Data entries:
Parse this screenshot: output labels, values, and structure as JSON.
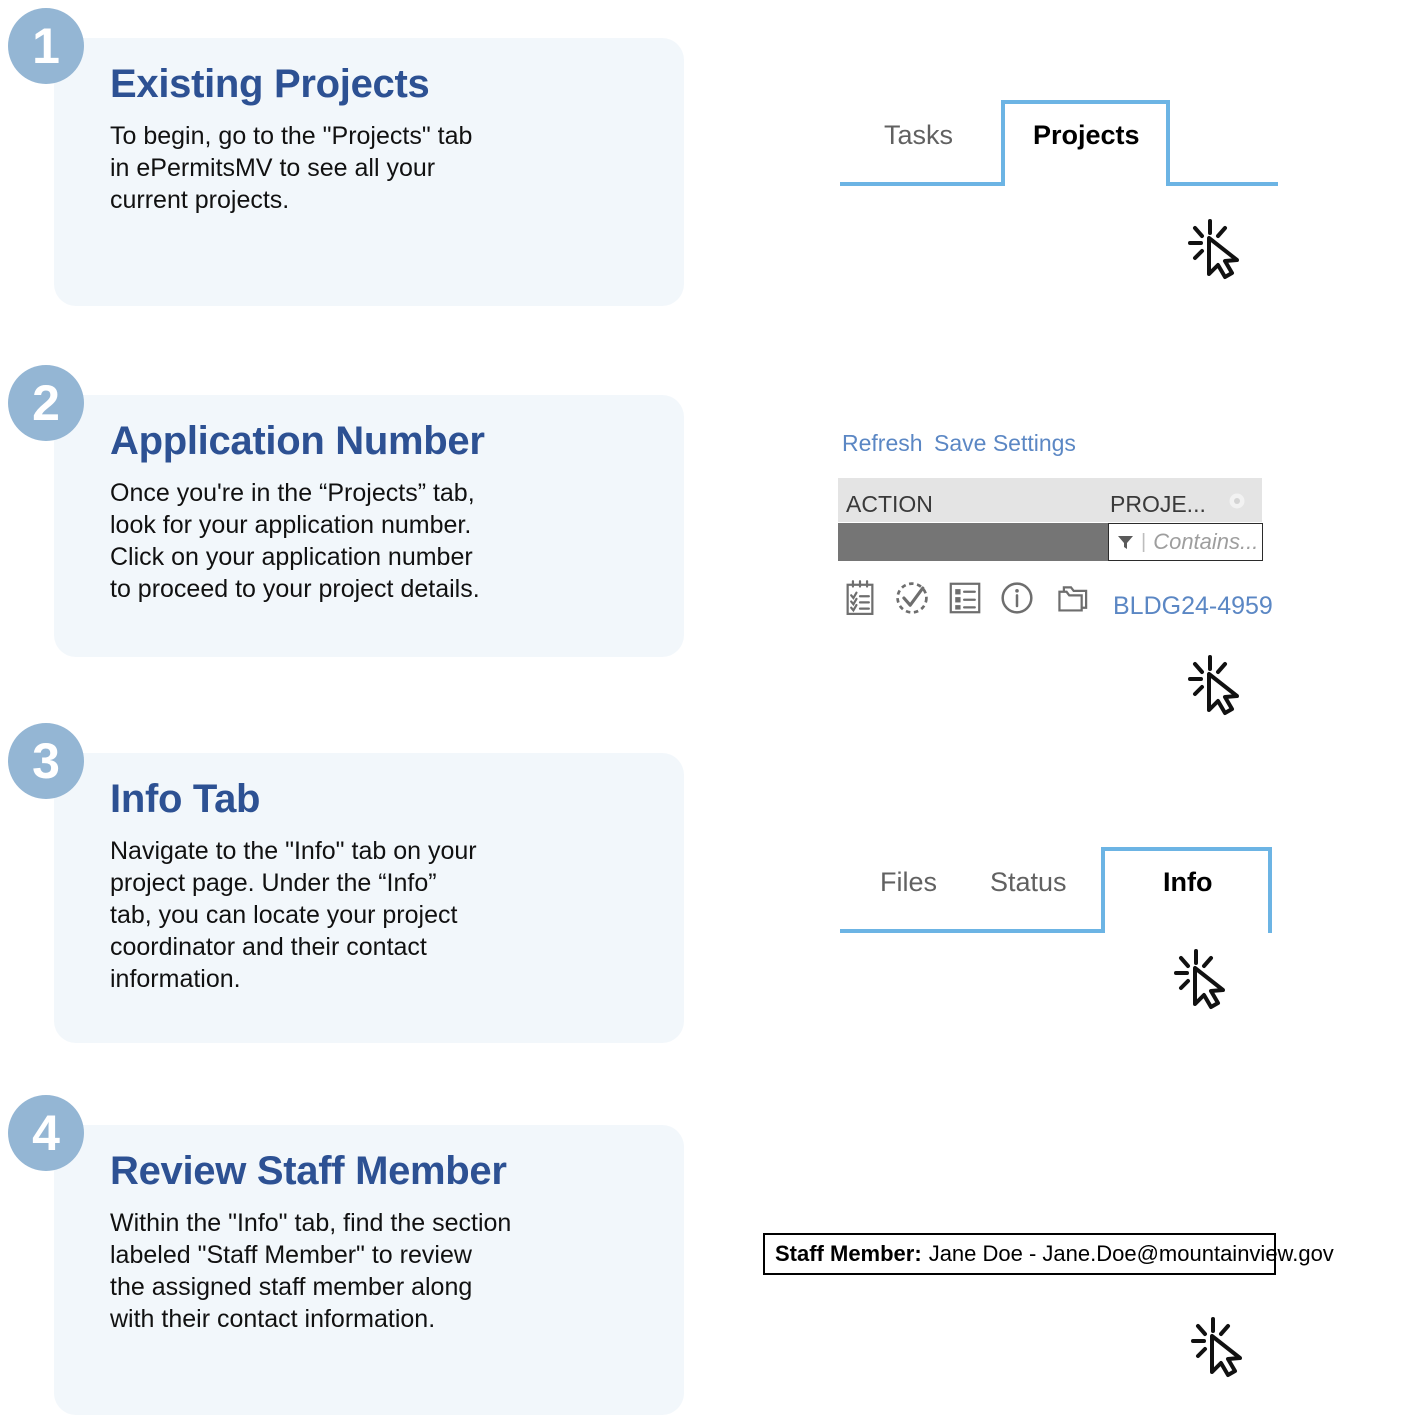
{
  "steps": [
    {
      "number": "1",
      "title": "Existing Projects",
      "body": "To begin, go to the \"Projects\" tab\nin ePermitsMV to see all your\ncurrent projects."
    },
    {
      "number": "2",
      "title": "Application Number",
      "body": "Once you're in the “Projects” tab,\nlook for your application number.\nClick on your application number\nto proceed to your project details."
    },
    {
      "number": "3",
      "title": "Info Tab",
      "body": "Navigate to the \"Info\" tab on your\nproject page. Under the “Info”\ntab, you can locate your project\ncoordinator and their contact\ninformation."
    },
    {
      "number": "4",
      "title": "Review Staff Member",
      "body": "Within the \"Info\" tab, find the section\nlabeled \"Staff Member\" to review\nthe assigned staff member along\nwith their contact information."
    }
  ],
  "visual_1": {
    "tabs": [
      {
        "label": "Tasks",
        "active": false
      },
      {
        "label": "Projects",
        "active": true
      }
    ],
    "cursor_icon": "click-cursor-icon"
  },
  "visual_2": {
    "toolbar": {
      "refresh_label": "Refresh",
      "save_settings_label": "Save Settings"
    },
    "grid_header": {
      "action_column": "ACTION",
      "project_column": "PROJE...",
      "settings_icon": "gear-icon"
    },
    "filter": {
      "funnel_icon": "funnel-icon",
      "divider": "|",
      "placeholder": "Contains..."
    },
    "row_icons": [
      "clipboard-checklist-icon",
      "check-circle-dashed-icon",
      "list-details-icon",
      "info-circle-icon",
      "folders-icon"
    ],
    "application_number": "BLDG24-4959",
    "cursor_icon": "click-cursor-icon"
  },
  "visual_3": {
    "tabs": [
      {
        "label": "Files",
        "active": false
      },
      {
        "label": "Status",
        "active": false
      },
      {
        "label": "Info",
        "active": true
      }
    ],
    "cursor_icon": "click-cursor-icon"
  },
  "visual_4": {
    "staff_member": {
      "label": "Staff Member:",
      "value": "Jane Doe - Jane.Doe@mountainview.gov"
    },
    "cursor_icon": "click-cursor-icon"
  },
  "colors": {
    "badge_blue": "#94b6d4",
    "card_background": "#f2f7fb",
    "title_navy": "#2d5193",
    "tab_accent": "#6cb4e4",
    "link_blue": "#5b87c4",
    "grid_header_gray": "#e4e4e4",
    "grid_filter_gray": "#757575"
  }
}
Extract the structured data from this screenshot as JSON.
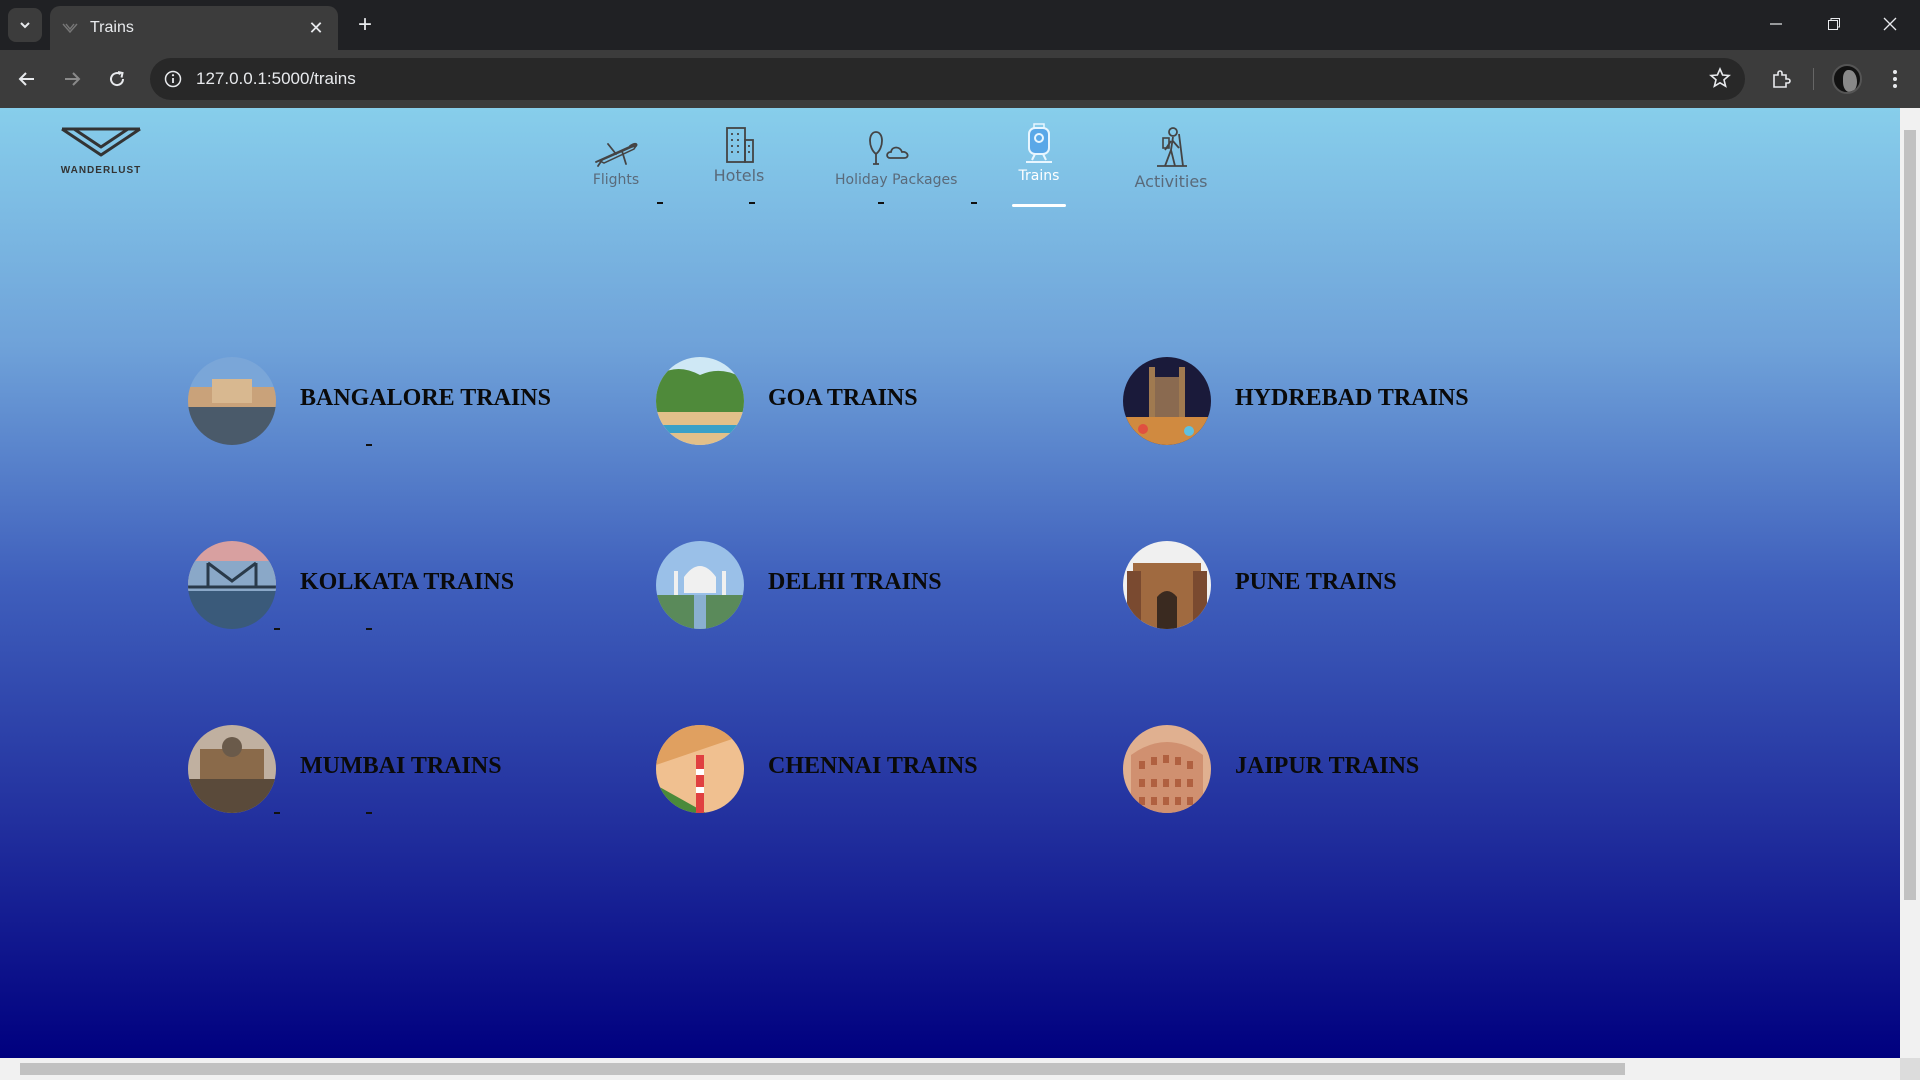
{
  "browser": {
    "tab_title": "Trains",
    "url": "127.0.0.1:5000/trains",
    "close_glyph": "✕",
    "new_tab_glyph": "+"
  },
  "site": {
    "logo_text": "WANDERLUST",
    "nav": [
      {
        "label": "Flights",
        "icon": "airplane-icon",
        "active": false
      },
      {
        "label": "Hotels",
        "icon": "building-icon",
        "active": false
      },
      {
        "label": "Holiday Packages",
        "icon": "balloon-icon",
        "active": false
      },
      {
        "label": "Trains",
        "icon": "train-icon",
        "active": true
      },
      {
        "label": "Activities",
        "icon": "hiker-icon",
        "active": false
      }
    ]
  },
  "cities": [
    {
      "name": "BANGALORE TRAINS",
      "palette": [
        "#7aa6d8",
        "#c9a27a",
        "#4a5a6a"
      ]
    },
    {
      "name": "GOA TRAINS",
      "palette": [
        "#cfe8f5",
        "#4f8a3a",
        "#e2c08a"
      ]
    },
    {
      "name": "HYDREBAD TRAINS",
      "palette": [
        "#1a1a3a",
        "#d08a40",
        "#603040"
      ]
    },
    {
      "name": "KOLKATA TRAINS",
      "palette": [
        "#d8a0a0",
        "#3a5a7a",
        "#8aa8c8"
      ]
    },
    {
      "name": "DELHI TRAINS",
      "palette": [
        "#9ac0e8",
        "#f0f0f0",
        "#5a8a5a"
      ]
    },
    {
      "name": "PUNE TRAINS",
      "palette": [
        "#f0f0f0",
        "#a06a40",
        "#7a4a30"
      ]
    },
    {
      "name": "MUMBAI TRAINS",
      "palette": [
        "#c0b0a0",
        "#8a6a4a",
        "#5a4a3a"
      ]
    },
    {
      "name": "CHENNAI TRAINS",
      "palette": [
        "#f0c090",
        "#e0a060",
        "#4a8a3a"
      ]
    },
    {
      "name": "JAIPUR TRAINS",
      "palette": [
        "#d09070",
        "#b06040",
        "#e0b090"
      ]
    }
  ]
}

**PROBLEM TO WORK ON**
Write out the records above exactly as they appear, leaving out any pictures.

**RESPONSE**
Parse this screenshot: output labels, values, and structure as JSON.
{
  "steps": [
    {
      "number": "1",
      "title": "Existing Projects",
      "body": "To begin, go to the \"Projects\" tab\nin ePermitsMV to see all your\ncurrent projects."
    },
    {
      "number": "2",
      "title": "Application Number",
      "body": "Once you're in the “Projects” tab,\nlook for your application number.\nClick on your application number\nto proceed to your project details."
    },
    {
      "number": "3",
      "title": "Info Tab",
      "body": "Navigate to the \"Info\" tab on your\nproject page. Under the “Info”\ntab, you can locate your project\ncoordinator and their contact\ninformation."
    },
    {
      "number": "4",
      "title": "Review Staff Member",
      "body": "Within the \"Info\" tab, find the section\nlabeled \"Staff Member\" to review\nthe assigned staff member along\nwith their contact information."
    }
  ],
  "visual_1": {
    "tabs": [
      {
        "label": "Tasks",
        "active": false
      },
      {
        "label": "Projects",
        "active": true
      }
    ],
    "cursor_icon": "click-cursor-icon"
  },
  "visual_2": {
    "toolbar": {
      "refresh_label": "Refresh",
      "save_settings_label": "Save Settings"
    },
    "grid_header": {
      "action_column": "ACTION",
      "project_column": "PROJE...",
      "settings_icon": "gear-icon"
    },
    "filter": {
      "funnel_icon": "funnel-icon",
      "divider": "|",
      "placeholder": "Contains..."
    },
    "row_icons": [
      "clipboard-checklist-icon",
      "check-circle-dashed-icon",
      "list-details-icon",
      "info-circle-icon",
      "folders-icon"
    ],
    "application_number": "BLDG24-4959",
    "cursor_icon": "click-cursor-icon"
  },
  "visual_3": {
    "tabs": [
      {
        "label": "Files",
        "active": false
      },
      {
        "label": "Status",
        "active": false
      },
      {
        "label": "Info",
        "active": true
      }
    ],
    "cursor_icon": "click-cursor-icon"
  },
  "visual_4": {
    "staff_member": {
      "label": "Staff Member:",
      "value": "Jane Doe - Jane.Doe@mountainview.gov"
    },
    "cursor_icon": "click-cursor-icon"
  },
  "colors": {
    "badge_blue": "#94b6d4",
    "card_background": "#f2f7fb",
    "title_navy": "#2d5193",
    "tab_accent": "#6cb4e4",
    "link_blue": "#5b87c4",
    "grid_header_gray": "#e4e4e4",
    "grid_filter_gray": "#757575"
  }
}
Extract the structured data from this screenshot as JSON.
{
  "browser": {
    "tab_title": "Trains",
    "url": "127.0.0.1:5000/trains",
    "close_glyph": "✕",
    "new_tab_glyph": "+"
  },
  "site": {
    "logo_text": "WANDERLUST",
    "nav": [
      {
        "label": "Flights",
        "icon": "airplane-icon",
        "active": false
      },
      {
        "label": "Hotels",
        "icon": "building-icon",
        "active": false
      },
      {
        "label": "Holiday Packages",
        "icon": "balloon-icon",
        "active": false
      },
      {
        "label": "Trains",
        "icon": "train-icon",
        "active": true
      },
      {
        "label": "Activities",
        "icon": "hiker-icon",
        "active": false
      }
    ]
  },
  "cities": [
    {
      "name": "BANGALORE TRAINS",
      "palette": [
        "#7aa6d8",
        "#c9a27a",
        "#4a5a6a"
      ]
    },
    {
      "name": "GOA TRAINS",
      "palette": [
        "#cfe8f5",
        "#4f8a3a",
        "#e2c08a"
      ]
    },
    {
      "name": "HYDREBAD TRAINS",
      "palette": [
        "#1a1a3a",
        "#d08a40",
        "#603040"
      ]
    },
    {
      "name": "KOLKATA TRAINS",
      "palette": [
        "#d8a0a0",
        "#3a5a7a",
        "#8aa8c8"
      ]
    },
    {
      "name": "DELHI TRAINS",
      "palette": [
        "#9ac0e8",
        "#f0f0f0",
        "#5a8a5a"
      ]
    },
    {
      "name": "PUNE TRAINS",
      "palette": [
        "#f0f0f0",
        "#a06a40",
        "#7a4a30"
      ]
    },
    {
      "name": "MUMBAI TRAINS",
      "palette": [
        "#c0b0a0",
        "#8a6a4a",
        "#5a4a3a"
      ]
    },
    {
      "name": "CHENNAI TRAINS",
      "palette": [
        "#f0c090",
        "#e0a060",
        "#4a8a3a"
      ]
    },
    {
      "name": "JAIPUR TRAINS",
      "palette": [
        "#d09070",
        "#b06040",
        "#e0b090"
      ]
    }
  ]
}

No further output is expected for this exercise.